Pictures do not belong in the copy; transcribe everything else in the records exactly.

● **RECORDS PROVIDED**
▼▼▼
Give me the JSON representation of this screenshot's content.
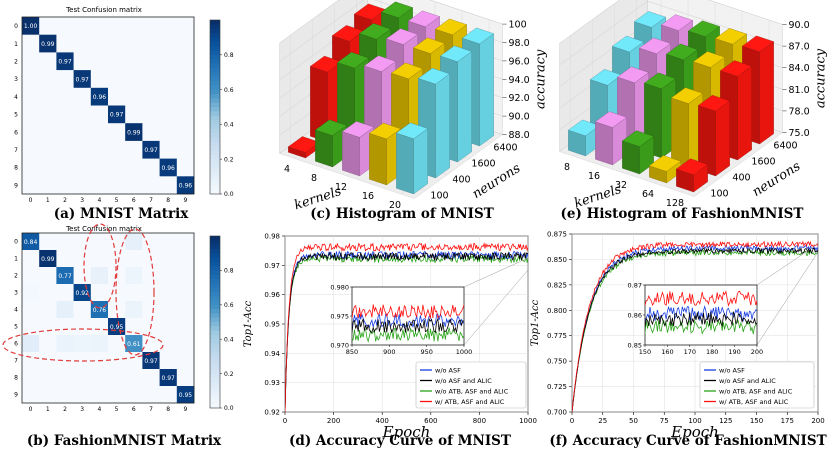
{
  "captions": {
    "a": "(a) MNIST Matrix",
    "b": "(b) FashionMNIST Matrix",
    "c": "(c) Histogram of MNIST",
    "d": "(d)  Accuracy Curve of  MNIST",
    "e": "(e) Histogram of FashionMNIST",
    "f": "(f)  Accuracy Curve of  FashionMNIST"
  },
  "colors": {
    "cm_high": "#08306b",
    "cm_low": "#f7fbff",
    "ellipse": "#e23a3a",
    "bar_red": "#e8150f",
    "bar_green": "#3a9a1a",
    "bar_pink": "#d98ad8",
    "bar_yellow": "#d9b800",
    "bar_cyan": "#66d0e0",
    "series_blue": "#1a3fe0",
    "series_black": "#000000",
    "series_green": "#2aa41a",
    "series_red": "#ff1010"
  },
  "chart_data": [
    {
      "id": "a",
      "type": "heatmap",
      "title": "Test Confusion matrix",
      "categories": [
        "0",
        "1",
        "2",
        "3",
        "4",
        "5",
        "6",
        "7",
        "8",
        "9"
      ],
      "diagonal": [
        1.0,
        0.99,
        0.97,
        0.97,
        0.96,
        0.97,
        0.99,
        0.97,
        0.96,
        0.96
      ],
      "diagonal_labels": [
        "1.00",
        "0.99",
        "0.97",
        "0.97",
        "0.96",
        "0.97",
        "0.99",
        "0.97",
        "0.96",
        "0.96"
      ],
      "colorbar_ticks": [
        "0.0",
        "0.2",
        "0.4",
        "0.6",
        "0.8"
      ],
      "colorbar_range": [
        0,
        1.0
      ]
    },
    {
      "id": "b",
      "type": "heatmap",
      "title": "Test Confusion matrix",
      "categories": [
        "0",
        "1",
        "2",
        "3",
        "4",
        "5",
        "6",
        "7",
        "8",
        "9"
      ],
      "diagonal": [
        0.84,
        0.99,
        0.77,
        0.92,
        0.76,
        0.95,
        0.61,
        0.97,
        0.97,
        0.95
      ],
      "diagonal_labels": [
        "0.84",
        "0.99",
        "0.77",
        "0.92",
        "0.76",
        "0.95",
        "0.61",
        "0.97",
        "0.97",
        "0.95"
      ],
      "off_diagonal": [
        {
          "row": 6,
          "col": 0,
          "value": 0.13
        },
        {
          "row": 6,
          "col": 2,
          "value": 0.08
        },
        {
          "row": 6,
          "col": 3,
          "value": 0.06
        },
        {
          "row": 6,
          "col": 4,
          "value": 0.07
        },
        {
          "row": 4,
          "col": 2,
          "value": 0.1
        },
        {
          "row": 2,
          "col": 4,
          "value": 0.09
        },
        {
          "row": 0,
          "col": 6,
          "value": 0.1
        },
        {
          "row": 3,
          "col": 0,
          "value": 0.03
        },
        {
          "row": 2,
          "col": 6,
          "value": 0.06
        },
        {
          "row": 4,
          "col": 6,
          "value": 0.07
        }
      ],
      "colorbar_ticks": [
        "0.0",
        "0.2",
        "0.4",
        "0.6",
        "0.8"
      ],
      "colorbar_range": [
        0,
        1.0
      ]
    },
    {
      "id": "c",
      "type": "bar3d",
      "xlabel": "kernels",
      "ylabel": "neurons",
      "zlabel": "accuracy",
      "kernels": [
        "4",
        "8",
        "12",
        "16",
        "20"
      ],
      "neurons": [
        "100",
        "400",
        "1600",
        "6400"
      ],
      "z_ticks": [
        "88.0",
        "90.0",
        "92.0",
        "94.0",
        "96.0",
        "98.0",
        "100"
      ],
      "z_range": [
        88,
        100
      ],
      "series": [
        {
          "name": "4",
          "color": "red",
          "values": [
            88.6,
            95.6,
            97.2,
            97.8
          ]
        },
        {
          "name": "8",
          "color": "green",
          "values": [
            91.4,
            97.0,
            98.4,
            99.0
          ]
        },
        {
          "name": "12",
          "color": "pink",
          "values": [
            92.2,
            97.6,
            98.8,
            99.0
          ]
        },
        {
          "name": "16",
          "color": "yellow",
          "values": [
            93.0,
            97.8,
            98.8,
            99.1
          ]
        },
        {
          "name": "20",
          "color": "cyan",
          "values": [
            94.0,
            98.2,
            98.9,
            99.1
          ]
        }
      ]
    },
    {
      "id": "d",
      "type": "line",
      "xlabel": "Epoch",
      "ylabel": "Top1-Acc",
      "xlim": [
        0,
        1000
      ],
      "ylim": [
        0.92,
        0.98
      ],
      "x_ticks": [
        "0",
        "200",
        "400",
        "600",
        "800",
        "1000"
      ],
      "y_ticks": [
        "0.92",
        "0.93",
        "0.94",
        "0.95",
        "0.96",
        "0.97",
        "0.98"
      ],
      "legend": [
        "w/o ASF",
        "w/o ASF and ALIC",
        "w/o ATB, ASF and ALIC",
        "w/ ATB, ASF and ALIC"
      ],
      "series_plateau": [
        0.9735,
        0.973,
        0.9722,
        0.9762
      ],
      "inset": {
        "xlim": [
          850,
          1000
        ],
        "ylim": [
          0.97,
          0.98
        ],
        "x_ticks": [
          "850",
          "900",
          "950",
          "1000"
        ],
        "y_ticks": [
          "0.970",
          "0.975",
          "0.980"
        ],
        "series_levels": [
          0.9742,
          0.9733,
          0.9718,
          0.9758
        ]
      }
    },
    {
      "id": "e",
      "type": "bar3d",
      "xlabel": "kernels",
      "ylabel": "neurons",
      "zlabel": "accuracy",
      "kernels": [
        "8",
        "16",
        "32",
        "64",
        "128"
      ],
      "neurons": [
        "100",
        "400",
        "1600",
        "6400"
      ],
      "z_ticks": [
        "75.0",
        "78.0",
        "81.0",
        "84.0",
        "87.0",
        "90.0"
      ],
      "z_range": [
        75,
        90
      ],
      "series": [
        {
          "name": "8",
          "color": "cyan",
          "values": [
            77.8,
            82.6,
            85.0,
            86.2
          ]
        },
        {
          "name": "16",
          "color": "pink",
          "values": [
            80.2,
            84.2,
            86.0,
            87.0
          ]
        },
        {
          "name": "32",
          "color": "green",
          "values": [
            78.8,
            84.6,
            86.4,
            87.4
          ]
        },
        {
          "name": "64",
          "color": "yellow",
          "values": [
            76.6,
            83.8,
            86.6,
            87.6
          ]
        },
        {
          "name": "128",
          "color": "red",
          "values": [
            77.4,
            84.0,
            86.6,
            87.8
          ]
        }
      ]
    },
    {
      "id": "f",
      "type": "line",
      "xlabel": "Epoch",
      "ylabel": "Top1-Acc",
      "xlim": [
        0,
        200
      ],
      "ylim": [
        0.7,
        0.875
      ],
      "x_ticks": [
        "0",
        "25",
        "50",
        "75",
        "100",
        "125",
        "150",
        "175",
        "200"
      ],
      "y_ticks": [
        "0.700",
        "0.725",
        "0.750",
        "0.775",
        "0.800",
        "0.825",
        "0.850",
        "0.875"
      ],
      "legend": [
        "w/o ASF",
        "w/o ASF and ALIC",
        "w/o ATB, ASF and ALIC",
        "w/ ATB, ASF and ALIC"
      ],
      "series_plateau": [
        0.861,
        0.8585,
        0.8565,
        0.865
      ],
      "inset": {
        "xlim": [
          150,
          200
        ],
        "ylim": [
          0.85,
          0.87
        ],
        "x_ticks": [
          "150",
          "160",
          "170",
          "180",
          "190",
          "200"
        ],
        "y_ticks": [
          "0.85",
          "0.86",
          "0.87"
        ],
        "series_levels": [
          0.8605,
          0.8585,
          0.856,
          0.8655
        ]
      }
    }
  ]
}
▲▲▲
● **EXERCISE OUTPUT**
Give me the JSON representation of this screenshot's content.
{
  "captions": {
    "a": "(a) MNIST Matrix",
    "b": "(b) FashionMNIST Matrix",
    "c": "(c) Histogram of MNIST",
    "d": "(d)  Accuracy Curve of  MNIST",
    "e": "(e) Histogram of FashionMNIST",
    "f": "(f)  Accuracy Curve of  FashionMNIST"
  },
  "colors": {
    "cm_high": "#08306b",
    "cm_low": "#f7fbff",
    "ellipse": "#e23a3a",
    "bar_red": "#e8150f",
    "bar_green": "#3a9a1a",
    "bar_pink": "#d98ad8",
    "bar_yellow": "#d9b800",
    "bar_cyan": "#66d0e0",
    "series_blue": "#1a3fe0",
    "series_black": "#000000",
    "series_green": "#2aa41a",
    "series_red": "#ff1010"
  },
  "chart_data": [
    {
      "id": "a",
      "type": "heatmap",
      "title": "Test Confusion matrix",
      "categories": [
        "0",
        "1",
        "2",
        "3",
        "4",
        "5",
        "6",
        "7",
        "8",
        "9"
      ],
      "diagonal": [
        1.0,
        0.99,
        0.97,
        0.97,
        0.96,
        0.97,
        0.99,
        0.97,
        0.96,
        0.96
      ],
      "diagonal_labels": [
        "1.00",
        "0.99",
        "0.97",
        "0.97",
        "0.96",
        "0.97",
        "0.99",
        "0.97",
        "0.96",
        "0.96"
      ],
      "colorbar_ticks": [
        "0.0",
        "0.2",
        "0.4",
        "0.6",
        "0.8"
      ],
      "colorbar_range": [
        0,
        1.0
      ]
    },
    {
      "id": "b",
      "type": "heatmap",
      "title": "Test Confusion matrix",
      "categories": [
        "0",
        "1",
        "2",
        "3",
        "4",
        "5",
        "6",
        "7",
        "8",
        "9"
      ],
      "diagonal": [
        0.84,
        0.99,
        0.77,
        0.92,
        0.76,
        0.95,
        0.61,
        0.97,
        0.97,
        0.95
      ],
      "diagonal_labels": [
        "0.84",
        "0.99",
        "0.77",
        "0.92",
        "0.76",
        "0.95",
        "0.61",
        "0.97",
        "0.97",
        "0.95"
      ],
      "off_diagonal": [
        {
          "row": 6,
          "col": 0,
          "value": 0.13
        },
        {
          "row": 6,
          "col": 2,
          "value": 0.08
        },
        {
          "row": 6,
          "col": 3,
          "value": 0.06
        },
        {
          "row": 6,
          "col": 4,
          "value": 0.07
        },
        {
          "row": 4,
          "col": 2,
          "value": 0.1
        },
        {
          "row": 2,
          "col": 4,
          "value": 0.09
        },
        {
          "row": 0,
          "col": 6,
          "value": 0.1
        },
        {
          "row": 3,
          "col": 0,
          "value": 0.03
        },
        {
          "row": 2,
          "col": 6,
          "value": 0.06
        },
        {
          "row": 4,
          "col": 6,
          "value": 0.07
        }
      ],
      "colorbar_ticks": [
        "0.0",
        "0.2",
        "0.4",
        "0.6",
        "0.8"
      ],
      "colorbar_range": [
        0,
        1.0
      ]
    },
    {
      "id": "c",
      "type": "bar3d",
      "xlabel": "kernels",
      "ylabel": "neurons",
      "zlabel": "accuracy",
      "kernels": [
        "4",
        "8",
        "12",
        "16",
        "20"
      ],
      "neurons": [
        "100",
        "400",
        "1600",
        "6400"
      ],
      "z_ticks": [
        "88.0",
        "90.0",
        "92.0",
        "94.0",
        "96.0",
        "98.0",
        "100"
      ],
      "z_range": [
        88,
        100
      ],
      "series": [
        {
          "name": "4",
          "color": "red",
          "values": [
            88.6,
            95.6,
            97.2,
            97.8
          ]
        },
        {
          "name": "8",
          "color": "green",
          "values": [
            91.4,
            97.0,
            98.4,
            99.0
          ]
        },
        {
          "name": "12",
          "color": "pink",
          "values": [
            92.2,
            97.6,
            98.8,
            99.0
          ]
        },
        {
          "name": "16",
          "color": "yellow",
          "values": [
            93.0,
            97.8,
            98.8,
            99.1
          ]
        },
        {
          "name": "20",
          "color": "cyan",
          "values": [
            94.0,
            98.2,
            98.9,
            99.1
          ]
        }
      ]
    },
    {
      "id": "d",
      "type": "line",
      "xlabel": "Epoch",
      "ylabel": "Top1-Acc",
      "xlim": [
        0,
        1000
      ],
      "ylim": [
        0.92,
        0.98
      ],
      "x_ticks": [
        "0",
        "200",
        "400",
        "600",
        "800",
        "1000"
      ],
      "y_ticks": [
        "0.92",
        "0.93",
        "0.94",
        "0.95",
        "0.96",
        "0.97",
        "0.98"
      ],
      "legend": [
        "w/o ASF",
        "w/o ASF and ALIC",
        "w/o ATB, ASF and ALIC",
        "w/ ATB, ASF and ALIC"
      ],
      "series_plateau": [
        0.9735,
        0.973,
        0.9722,
        0.9762
      ],
      "inset": {
        "xlim": [
          850,
          1000
        ],
        "ylim": [
          0.97,
          0.98
        ],
        "x_ticks": [
          "850",
          "900",
          "950",
          "1000"
        ],
        "y_ticks": [
          "0.970",
          "0.975",
          "0.980"
        ],
        "series_levels": [
          0.9742,
          0.9733,
          0.9718,
          0.9758
        ]
      }
    },
    {
      "id": "e",
      "type": "bar3d",
      "xlabel": "kernels",
      "ylabel": "neurons",
      "zlabel": "accuracy",
      "kernels": [
        "8",
        "16",
        "32",
        "64",
        "128"
      ],
      "neurons": [
        "100",
        "400",
        "1600",
        "6400"
      ],
      "z_ticks": [
        "75.0",
        "78.0",
        "81.0",
        "84.0",
        "87.0",
        "90.0"
      ],
      "z_range": [
        75,
        90
      ],
      "series": [
        {
          "name": "8",
          "color": "cyan",
          "values": [
            77.8,
            82.6,
            85.0,
            86.2
          ]
        },
        {
          "name": "16",
          "color": "pink",
          "values": [
            80.2,
            84.2,
            86.0,
            87.0
          ]
        },
        {
          "name": "32",
          "color": "green",
          "values": [
            78.8,
            84.6,
            86.4,
            87.4
          ]
        },
        {
          "name": "64",
          "color": "yellow",
          "values": [
            76.6,
            83.8,
            86.6,
            87.6
          ]
        },
        {
          "name": "128",
          "color": "red",
          "values": [
            77.4,
            84.0,
            86.6,
            87.8
          ]
        }
      ]
    },
    {
      "id": "f",
      "type": "line",
      "xlabel": "Epoch",
      "ylabel": "Top1-Acc",
      "xlim": [
        0,
        200
      ],
      "ylim": [
        0.7,
        0.875
      ],
      "x_ticks": [
        "0",
        "25",
        "50",
        "75",
        "100",
        "125",
        "150",
        "175",
        "200"
      ],
      "y_ticks": [
        "0.700",
        "0.725",
        "0.750",
        "0.775",
        "0.800",
        "0.825",
        "0.850",
        "0.875"
      ],
      "legend": [
        "w/o ASF",
        "w/o ASF and ALIC",
        "w/o ATB, ASF and ALIC",
        "w/ ATB, ASF and ALIC"
      ],
      "series_plateau": [
        0.861,
        0.8585,
        0.8565,
        0.865
      ],
      "inset": {
        "xlim": [
          150,
          200
        ],
        "ylim": [
          0.85,
          0.87
        ],
        "x_ticks": [
          "150",
          "160",
          "170",
          "180",
          "190",
          "200"
        ],
        "y_ticks": [
          "0.85",
          "0.86",
          "0.87"
        ],
        "series_levels": [
          0.8605,
          0.8585,
          0.856,
          0.8655
        ]
      }
    }
  ]
}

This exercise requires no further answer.